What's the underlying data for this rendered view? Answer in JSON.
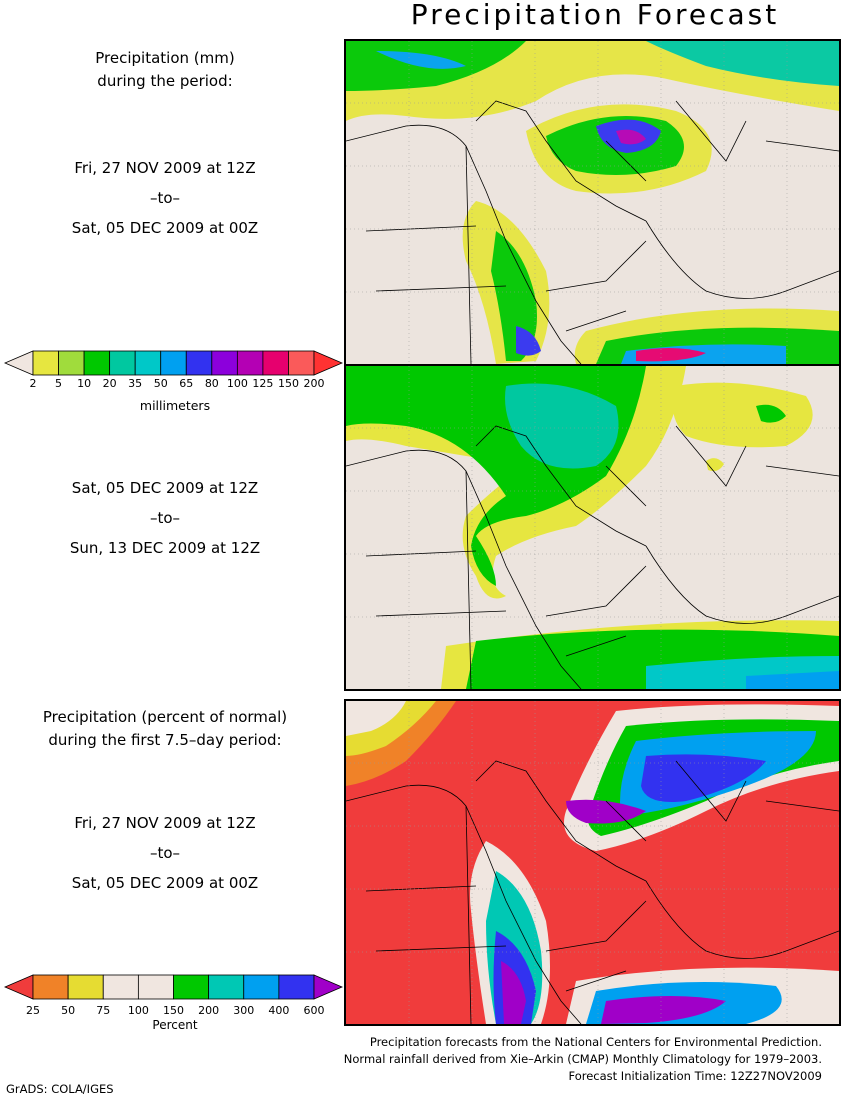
{
  "title": "Precipitation Forecast",
  "panel1": {
    "heading_line1": "Precipitation (mm)",
    "heading_line2": "during the period:",
    "start": "Fri, 27 NOV 2009 at 12Z",
    "to": "–to–",
    "end": "Sat, 05 DEC 2009 at 00Z"
  },
  "panel2": {
    "start": "Sat, 05 DEC 2009 at 12Z",
    "to": "–to–",
    "end": "Sun, 13 DEC 2009 at 12Z"
  },
  "panel3": {
    "heading_line1": "Precipitation (percent of normal)",
    "heading_line2": "during the first 7.5–day period:",
    "start": "Fri, 27 NOV 2009 at 12Z",
    "to": "–to–",
    "end": "Sat, 05 DEC 2009 at 00Z"
  },
  "legend_mm": {
    "unit": "millimeters",
    "labels": [
      "2",
      "5",
      "10",
      "20",
      "35",
      "50",
      "65",
      "80",
      "100",
      "125",
      "150",
      "200"
    ],
    "colors": [
      "#f0e6e0",
      "#e6e640",
      "#a0dc3c",
      "#00c800",
      "#00c8a0",
      "#00c8c8",
      "#00a0f0",
      "#3232f0",
      "#8c00dc",
      "#b400b4",
      "#e6006e",
      "#fa5a5a",
      "#ff3232"
    ]
  },
  "legend_pct": {
    "unit": "Percent",
    "labels": [
      "25",
      "50",
      "75",
      "100",
      "150",
      "200",
      "300",
      "400",
      "600"
    ],
    "colors": [
      "#f03c3c",
      "#f08228",
      "#e6dc32",
      "#f0e6e0",
      "#f0e6e0",
      "#00c800",
      "#00c8b4",
      "#00a0f0",
      "#3232f0",
      "#a000c8"
    ]
  },
  "footer": {
    "line1": "Precipitation forecasts from the National Centers for Environmental Prediction.",
    "line2": "Normal rainfall derived from Xie–Arkin (CMAP) Monthly Climatology for 1979–2003.",
    "line3": "Forecast Initialization Time: 12Z27NOV2009"
  },
  "credit": "GrADS: COLA/IGES"
}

§ WHAT IS BEING ASKED: Return each line among the entries that holds the word "from".

§ RESULT FOR THIS TASK:
    "line1": "Precipitation forecasts from the National Centers for Environmental Prediction.",
    "line2": "Normal rainfall derived from Xie–Arkin (CMAP) Monthly Climatology for 1979–2003.",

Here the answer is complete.